++++ SELECTED PASSAGE
# Two Friends - Celtic Mist



## RevSmoke (Feb 20, 2008)

This is a review/story, from an experience I had with this tobacco.

Well, got this out of the cellar and cracked the seal on the 8oz bag. WHOAAAA!!! Almost got a buzz doing it. I wasn't really thinking aromatic, but I guess I should have known better. The "little essence" of Irish Mist (an Irish Cream?) that is suggested on the advertisement for this blend is, as you might guess, the first thing that catches you when you open this up. I like what I see and touch. It is aesthetically pleasing to the eye with stark contrasts between the black and bright yellow tobaccos used to make up this blend. It is fairly dry, compared to most aromatics. Another thing that struck me on opening the sealed bag was that it could have been pulled out as a brick, the seal was that tight. The only unfortunate drawback is that the Irish Mist is so strong that I have no clue whatsoever as to the smells of the tobaccos. On the other hand, I think I am getting a light buzz as my nose is buried in the jar I have put it in trying to catch the faintest whisper of the nature of the tobacco itself and not the liqueur. This is definitely not a "goopy" aromatic - if indeed that is what this is considered. It is described on Cornel & Diehl’s website as follows: "A base of the highest grades of Cavendish, with just a bit of Burley, is enhanced with wonderfully sweet Virginia tobaccos. A delightful tobacco flavor sets the stage, enhanced, not overwhelmed, by the addition of a little essence of Irish Mist. The room aroma is equally enchanting to those fortunate enough to be in the presence of the smoker."

It was snowing earlier ever so lightly, and I just love to walk after everything is fresh and clean _ covered in the pristine crystalline whiteness.

So, I packed my Stanwell Golden Danish 217 with CM and headed outside. The snow had stopped and the temp was hovering around 34 _ warm and clean _ no need for gloves, perfect smoking weather.

It packed easily, not to dry, but definitely much drier than a normal aromatic. It took easily to match after an initial charring light. It burned cool and dry throughout, producing a firm white ash - a credit to the pure high grade of tobaccos obviously used in the blend.
++++++++
_TASKS_
1) Find every line in the listing below that contains the string "axis", treating uppercase and lowercase as distinct, and copy each one.
2) Extend the Celtic Mist tobacco review above, picking up right after its last sentence.
++++ DATA SUPPLIED
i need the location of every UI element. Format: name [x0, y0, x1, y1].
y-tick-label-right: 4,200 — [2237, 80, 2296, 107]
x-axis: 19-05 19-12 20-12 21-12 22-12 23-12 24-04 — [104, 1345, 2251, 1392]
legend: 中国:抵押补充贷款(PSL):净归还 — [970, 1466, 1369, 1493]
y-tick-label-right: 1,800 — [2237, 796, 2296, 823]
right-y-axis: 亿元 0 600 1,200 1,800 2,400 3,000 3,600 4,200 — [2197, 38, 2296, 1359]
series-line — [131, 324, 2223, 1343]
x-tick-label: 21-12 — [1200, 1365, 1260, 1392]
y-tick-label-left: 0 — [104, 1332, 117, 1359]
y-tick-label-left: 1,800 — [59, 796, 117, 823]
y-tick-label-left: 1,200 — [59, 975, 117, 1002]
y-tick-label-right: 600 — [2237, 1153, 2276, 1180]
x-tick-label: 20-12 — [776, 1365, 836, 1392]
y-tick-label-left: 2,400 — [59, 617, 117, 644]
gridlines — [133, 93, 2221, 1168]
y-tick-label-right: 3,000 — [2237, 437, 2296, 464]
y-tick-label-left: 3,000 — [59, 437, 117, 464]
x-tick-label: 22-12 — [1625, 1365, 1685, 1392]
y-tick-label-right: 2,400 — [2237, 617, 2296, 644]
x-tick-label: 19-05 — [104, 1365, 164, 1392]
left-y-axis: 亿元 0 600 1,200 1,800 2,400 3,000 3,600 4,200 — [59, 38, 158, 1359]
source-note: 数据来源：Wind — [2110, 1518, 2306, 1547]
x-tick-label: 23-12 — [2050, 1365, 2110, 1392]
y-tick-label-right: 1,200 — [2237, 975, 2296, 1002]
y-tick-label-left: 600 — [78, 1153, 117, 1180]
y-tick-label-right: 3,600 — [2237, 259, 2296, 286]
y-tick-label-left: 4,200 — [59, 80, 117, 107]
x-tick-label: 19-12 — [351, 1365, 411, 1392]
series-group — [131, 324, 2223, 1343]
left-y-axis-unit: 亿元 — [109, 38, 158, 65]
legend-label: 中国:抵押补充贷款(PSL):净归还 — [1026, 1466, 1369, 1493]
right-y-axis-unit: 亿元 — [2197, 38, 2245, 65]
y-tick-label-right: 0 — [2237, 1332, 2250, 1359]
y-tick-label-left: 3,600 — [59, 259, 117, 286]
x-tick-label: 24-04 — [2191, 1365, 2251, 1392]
++++++++
_RESULTS BY TASK_
1)
x-axis: 19-05 19-12 20-12 21-12 22-12 23-12 24-04 — [104, 1345, 2251, 1392]
right-y-axis: 亿元 0 600 1,200 1,800 2,400 3,000 3,600 4,200 — [2197, 38, 2296, 1359]
left-y-axis: 亿元 0 600 1,200 1,800 2,400 3,000 3,600 4,200 — [59, 38, 158, 1359]
left-y-axis-unit: 亿元 — [109, 38, 158, 65]
right-y-axis-unit: 亿元 — [2197, 38, 2245, 65]

2)
First, the Irish Mist (tasted and smelled like Irish Cream) dominated. This wasn't a bad thing, just unusual from the Latakia blends I have been smoking recently. It seemed to mellow a bit and then earthy tones of nut and butter developed _ while the IM flavor hovered always in the background.

As I walked, the trees glistening under their weighty burdens, giving their silent nod of approval to the aroma drifting their way, gently prodded as they were by light breezes. Or where they too getting a slight buzz from the Irish Mist? 

The finish of this tobacco was surprising, as this is where the flavor of the Irish Mist was lacking. You could taste the nutty undertones of the burley and the slight sweetness of the Virginias, but it was refreshingly light and pleasant.

While I have been drifting away from aromatics in favor of the clean tobacco flavors of unadulterated tobaccos, this was a nice excursion back into the aromatic realm.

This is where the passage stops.